[Collected data entries]
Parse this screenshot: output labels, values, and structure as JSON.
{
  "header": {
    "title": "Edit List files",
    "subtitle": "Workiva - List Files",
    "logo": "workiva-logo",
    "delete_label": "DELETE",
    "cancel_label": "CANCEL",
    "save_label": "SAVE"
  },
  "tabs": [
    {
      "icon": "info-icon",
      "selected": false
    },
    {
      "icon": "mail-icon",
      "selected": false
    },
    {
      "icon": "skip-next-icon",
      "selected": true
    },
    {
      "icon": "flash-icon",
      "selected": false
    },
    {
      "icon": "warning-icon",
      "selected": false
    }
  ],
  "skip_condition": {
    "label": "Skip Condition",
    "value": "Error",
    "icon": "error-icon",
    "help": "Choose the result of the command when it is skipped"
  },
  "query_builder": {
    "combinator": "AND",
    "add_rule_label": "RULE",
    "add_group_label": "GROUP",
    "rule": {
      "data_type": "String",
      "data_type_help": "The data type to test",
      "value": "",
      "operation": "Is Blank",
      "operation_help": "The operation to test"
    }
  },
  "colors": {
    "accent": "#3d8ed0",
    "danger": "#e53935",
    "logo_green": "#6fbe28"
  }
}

● **YOUR INSTRUCTIONS**
Using the records above, copy each line that contains "icon".

● **EXERCISE RESPONSE**
      "icon": "info-icon",
      "icon": "mail-icon",
      "icon": "skip-next-icon",
      "icon": "flash-icon",
      "icon": "warning-icon",
    "icon": "error-icon",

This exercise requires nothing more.